> **Work required**: Scan the entries below and extract each line with the word "text" in it.

(Stored records)
------------------------------------------------------------
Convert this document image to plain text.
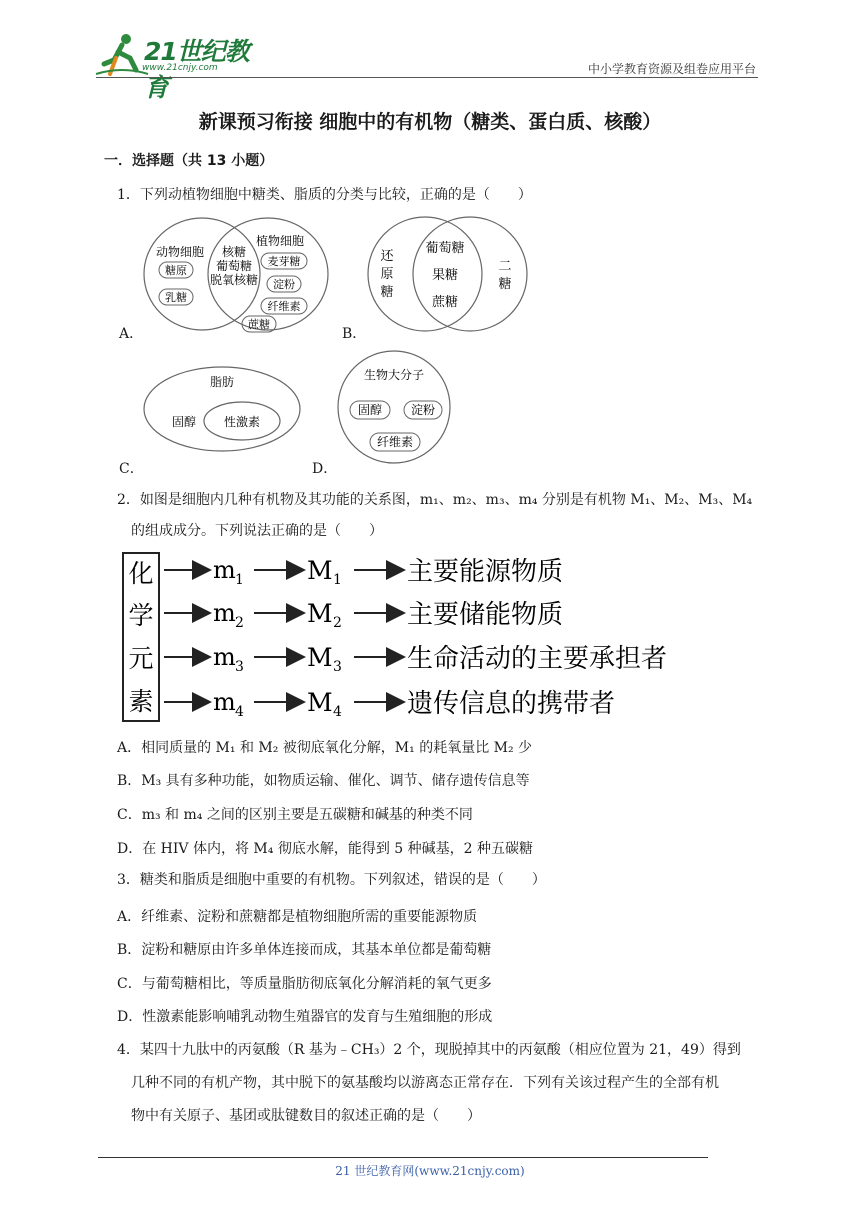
21世纪教育
www.21cnjy.com	中小学教育资源及组卷应用平台
新课预习衔接 细胞中的有机物（糖类、蛋白质、核酸）
一．选择题（共 13 小题）
1．下列动植物细胞中糖类、脂质的分类与比较，正确的是（　　）
动物细胞
糖原
乳糖
核糖
葡萄糖
脱氧核糖
植物细胞
麦芽糖
淀粉
纤维素
蔗糖
A．
还原糖
葡萄糖
果糖
蔗糖
二糖
B．
脂肪
固醇 性激素
C．
生物大分子
固醇 淀粉
纤维素
D．
2．如图是细胞内几种有机物及其功能的关系图，m₁、m₂、m₃、m₄ 分别是有机物 M₁、M₂、M₃、M₄
的组成成分。下列说法正确的是（　　）
化
学
元
素
m 1	M 1	主要能源物质
m 2	M 2	主要储能物质
m 3	M 3	生命活动的主要承担者
m 4	M 4	遗传信息的携带者
A．相同质量的 M₁ 和 M₂ 被彻底氧化分解，M₁ 的耗氧量比 M₂ 少
B．M₃ 具有多种功能，如物质运输、催化、调节、储存遗传信息等
C．m₃ 和 m₄ 之间的区别主要是五碳糖和碱基的种类不同
D．在 HIV 体内，将 M₄ 彻底水解，能得到 5 种碱基，2 种五碳糖
3．糖类和脂质是细胞中重要的有机物。下列叙述，错误的是（　　）
A．纤维素、淀粉和蔗糖都是植物细胞所需的重要能源物质
B．淀粉和糖原由许多单体连接而成，其基本单位都是葡萄糖
C．与葡萄糖相比，等质量脂肪彻底氧化分解消耗的氧气更多
D．性激素能影响哺乳动物生殖器官的发育与生殖细胞的形成
4．某四十九肽中的丙氨酸（R 基为﹣CH₃）2 个，现脱掉其中的丙氨酸（相应位置为 21，49）得到
几种不同的有机产物，其中脱下的氨基酸均以游离态正常存在．下列有关该过程产生的全部有机
物中有关原子、基团或肽键数目的叙述正确的是（　　）
21 世纪教育网(www.21cnjy.com)
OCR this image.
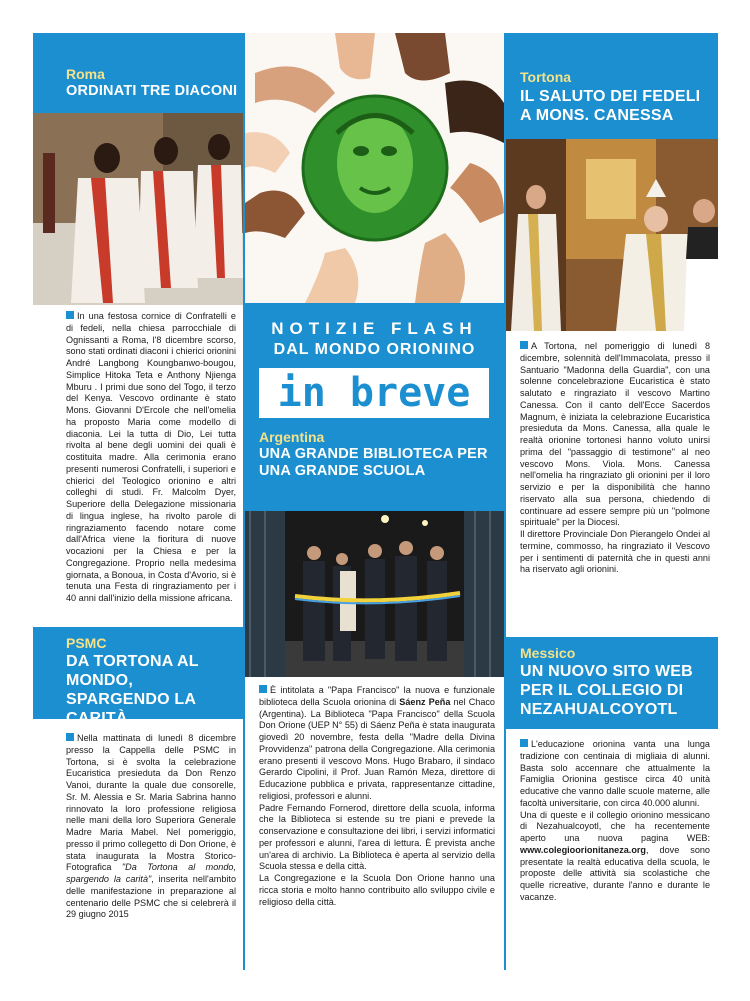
Roma
ORDINATI TRE DIACONI

In una festosa cornice di Confratelli e di fedeli, nella chiesa parrocchiale di Ognissanti a Roma, l'8 dicembre scorso, sono stati ordinati diaconi i chierici orionini André Langbong Koungbanwo-bougou, Simplice Hitoka Teta e Anthony Njienga Mburu . I primi due sono del Togo, il terzo del Kenya. Vescovo ordinante è stato Mons. Giovanni D'Ercole che nell'omelia ha proposto Maria come modello di diaconia. Lei la tutta di Dio, Lei tutta rivolta al bene degli uomini dei quali è costituita madre. Alla cerimonia erano presenti numerosi Confratelli, i superiori e chierici del Teologico orionino e altri colleghi di studi. Fr. Malcolm Dyer, Superiore della Delegazione missionaria di lingua inglese, ha rivolto parole di ringraziamento facendo notare come dall'Africa viene la fioritura di nuove vocazioni per la Chiesa e per la Congregazione. Proprio nella medesima giornata, a Bonoua, in Costa d'Avorio, si è tenuta una Festa di ringraziamento per i 40 anni dall'inizio della missione africana.

PSMC
DA TORTONA AL MONDO, SPARGENDO LA

Nella mattinata di lunedì 8 dicembre presso la Cappella delle PSMC in Tortona, si è svolta la celebrazione Eucaristica presieduta da Don Renzo Vanoi, durante la quale due consorelle, Sr. M. Alessia e Sr. Maria Sabrina hanno rinnovato la loro professione religiosa nelle mani della loro Superiora Generale Madre Maria Mabel. Nel pomeriggio, presso il primo collegetto di Don Orione, è stata inaugurata la Mostra Storico-Fotografica "Da Tortona al mondo, spargendo la carità", inserita nell'ambito delle manifestazione in preparazione al centenario delle PSMC che si celebrerà il 29 giugno 2015

NOTIZIE FLASH
DAL MONDO ORIONINO
in breve
Argentina
UNA GRANDE BIBLIOTECA PER UNA GRANDE SCUOLA

È intitolata a "Papa Francisco" la nuova e funzionale biblioteca della Scuola orionina di Sáenz Peña nel Chaco (Argentina). La Biblioteca "Papa Francisco" della Scuola Don Orione (UEP N° 55) di Sáenz Peña è stata inaugurata giovedì 20 novembre, festa della "Madre della Divina Provvidenza" patrona della Congregazione. Alla cerimonia erano presenti il vescovo Mons. Hugo Brabaro, il sindaco Gerardo Cipolini, il Prof. Juan Ramón Meza, direttore di Educazione pubblica e privata, rappresentanze cittadine, religiosi, professori e alunni.

Padre Fernando Fornerod, direttore della scuola, informa che la Biblioteca si estende su tre piani e prevede la conservazione e consultazione dei libri, i servizi informatici per professori e alunni, l'area di lettura. È prevista anche un'area di archivio. La Biblioteca è aperta al servizio della Scuola stessa e della città.

La Congregazione e la Scuola Don Orione hanno una ricca storia e molto hanno contribuito allo sviluppo civile e religioso della città.

Tortona
IL SALUTO DEI FEDELI A MONS. CANESSA

A Tortona, nel pomeriggio di lunedì 8 dicembre, solennità dell'Immacolata, presso il Santuario "Madonna della Guardia", con una solenne concelebrazione Eucaristica è stato salutato e ringraziato il vescovo Martino Canessa. Con il canto dell'Ecce Sacerdos Magnum, è iniziata la celebrazione Eucaristica presieduta da Mons. Canessa, alla quale le realtà orionine tortonesi hanno voluto unirsi prima del "passaggio di testimone" al neo vescovo Mons. Viola. Mons. Canessa nell'omelia ha ringraziato gli orionini per il loro servizio e per la disponibilità che hanno riservato alla sua persona, chiedendo di continuare ad essere sempre più un "polmone spirituale" per la Diocesi.

Il direttore Provinciale Don Pierangelo Ondei al termine, commosso, ha ringraziato il Vescovo per i sentimenti di paternità che in questi anni ha riservato agli orionini.

Messico
UN NUOVO SITO WEB PER IL COLLEGIO DI NEZAHUALCOYOTL

L'educazione orionina vanta una lunga tradizione con centinaia di migliaia di alunni. Basta solo accennare che attualmente la Famiglia Orionina gestisce circa 40 unità educative che vanno dalle scuole materne, alle facoltà universitarie, con circa 40.000 alunni.

Una di queste e il collegio orionino messicano di Nezahualcoyotl, che ha recentemente aperto una nuova pagina WEB: www.colegioorionitaneza.org, dove sono presentate la realtà educativa della scuola, le proposte delle attività sia scolastiche che quelle ricreative, durante l'anno e durante le vacanze.
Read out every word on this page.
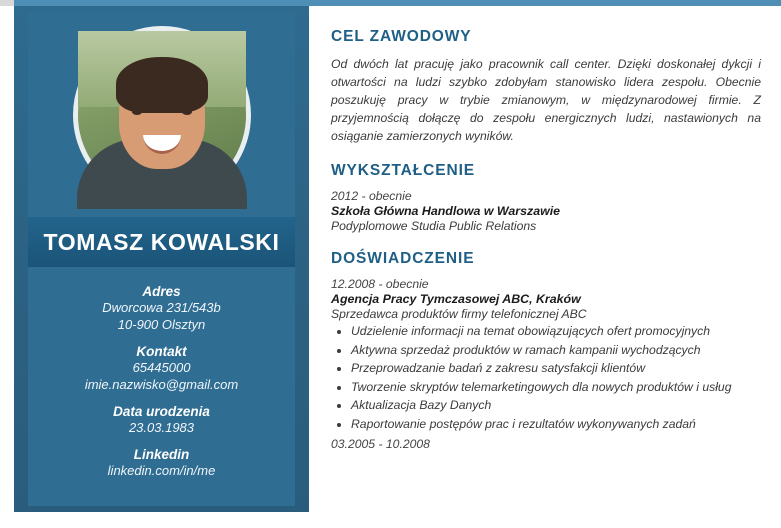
TOMASZ KOWALSKI
Adres
Dworcowa 231/543b
10-900 Olsztyn
Kontakt
65445000
imie.nazwisko@gmail.com
Data urodzenia
23.03.1983
Linkedin
linkedin.com/in/me
PROGRAMY
CEL ZAWODOWY

Od dwóch lat pracuję jako pracownik call center. Dzięki doskonałej dykcji i otwartości na ludzi szybko zdobyłam stanowisko lidera zespołu. Obecnie poszukuję pracy w trybie zmianowym, w międzynarodowej firmie. Z przyjemnością dołączę do zespołu energicznych ludzi, nastawionych na osiąganie zamierzonych wyników.

WYKSZTAŁCENIE
2012 - obecnie
Szkoła Główna Handlowa w Warszawie
Podyplomowe Studia Public Relations
DOŚWIADCZENIE
12.2008 - obecnie
Agencja Pracy Tymczasowej ABC, Kraków
Sprzedawca produktów firmy telefonicznej ABC
• Udzielenie informacji na temat obowiązujących ofert promocyjnych
• Aktywna sprzedaż produktów w ramach kampanii wychodzących
• Przeprowadzanie badań z zakresu satysfakcji klientów
• Tworzenie skryptów telemarketingowych dla nowych produktów i usług
• Aktualizacja Bazy Danych
• Raportowanie postępów prac i rezultatów wykonywanych zadań
03.2005 - 10.2008
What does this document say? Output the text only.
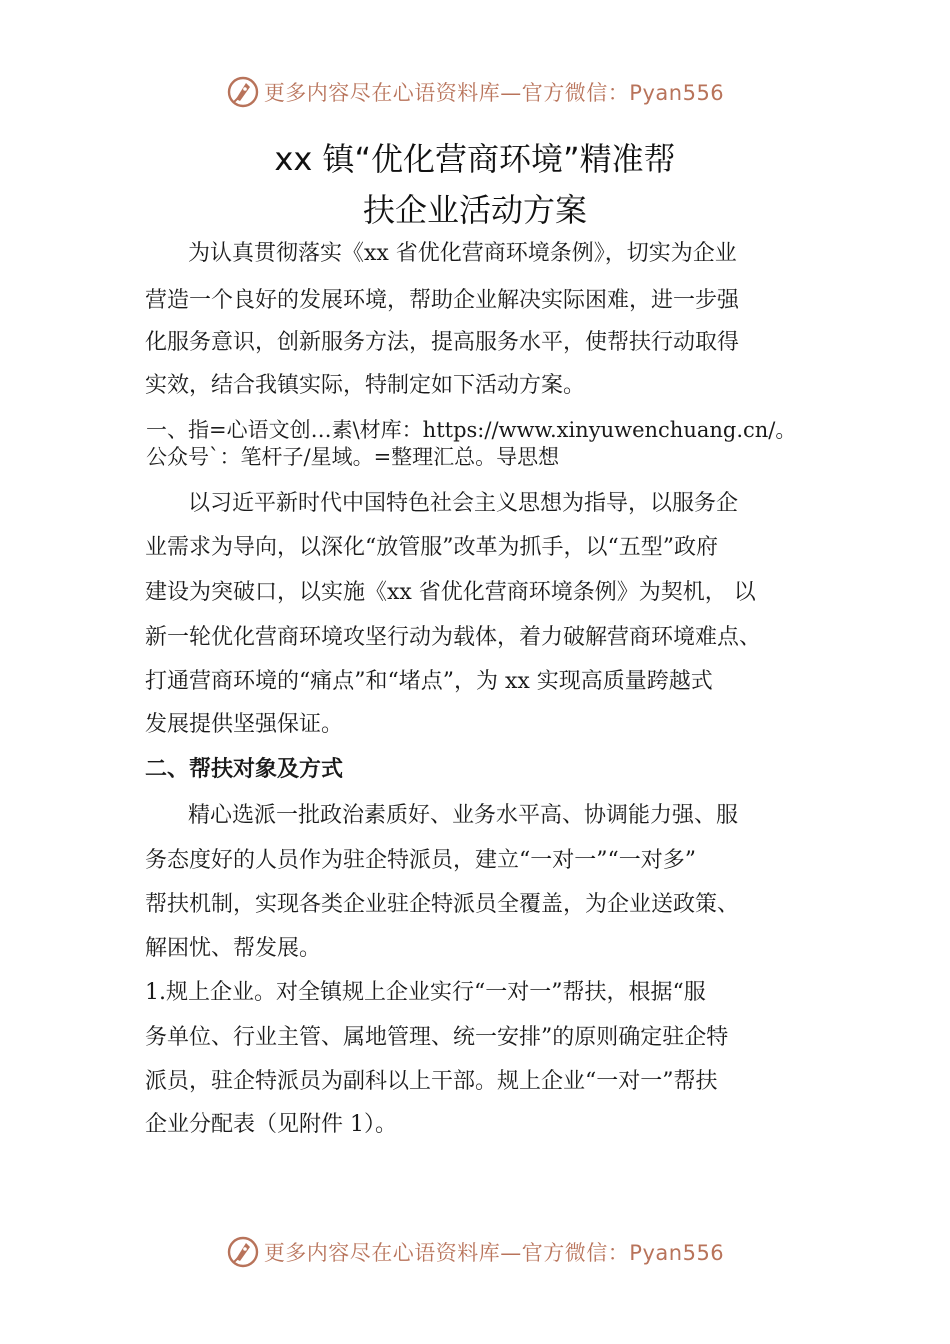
更多内容尽在心语资料库—官方微信：Pyan556
xx 镇“优化营商环境”精准帮
扶企业活动方案
为认真贯彻落实《xx 省优化营商环境条例》，切实为企业
营造一个良好的发展环境，帮助企业解决实际困难，进一步强
化服务意识，创新服务方法，提高服务水平，使帮扶行动取得
实效，结合我镇实际，特制定如下活动方案。
一、指=心语文创…素\材库：https://www.xinyuwenchuang.cn/。
公众号`：笔杆子/星域。=整理汇总。导思想
以习近平新时代中国特色社会主义思想为指导，以服务企
业需求为导向，以深化“放管服”改革为抓手，以“五型”政府
建设为突破口，以实施《xx 省优化营商环境条例》为契机， 以
新一轮优化营商环境攻坚行动为载体，着力破解营商环境难点、
打通营商环境的“痛点”和“堵点”，为 xx 实现高质量跨越式
发展提供坚强保证。
二、帮扶对象及方式
精心选派一批政治素质好、业务水平高、协调能力强、服
务态度好的人员作为驻企特派员，建立“一对一”“一对多”
帮扶机制，实现各类企业驻企特派员全覆盖，为企业送政策、
解困忧、帮发展。
1.规上企业。对全镇规上企业实行“一对一”帮扶，根据“服
务单位、行业主管、属地管理、统一安排”的原则确定驻企特
派员，驻企特派员为副科以上干部。规上企业“一对一”帮扶
企业分配表（见附件 1）。
更多内容尽在心语资料库—官方微信：Pyan556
------------------------------------------------------------
> **Solution**:
Convert this document image to plain text.
What does this document say? Output the text only.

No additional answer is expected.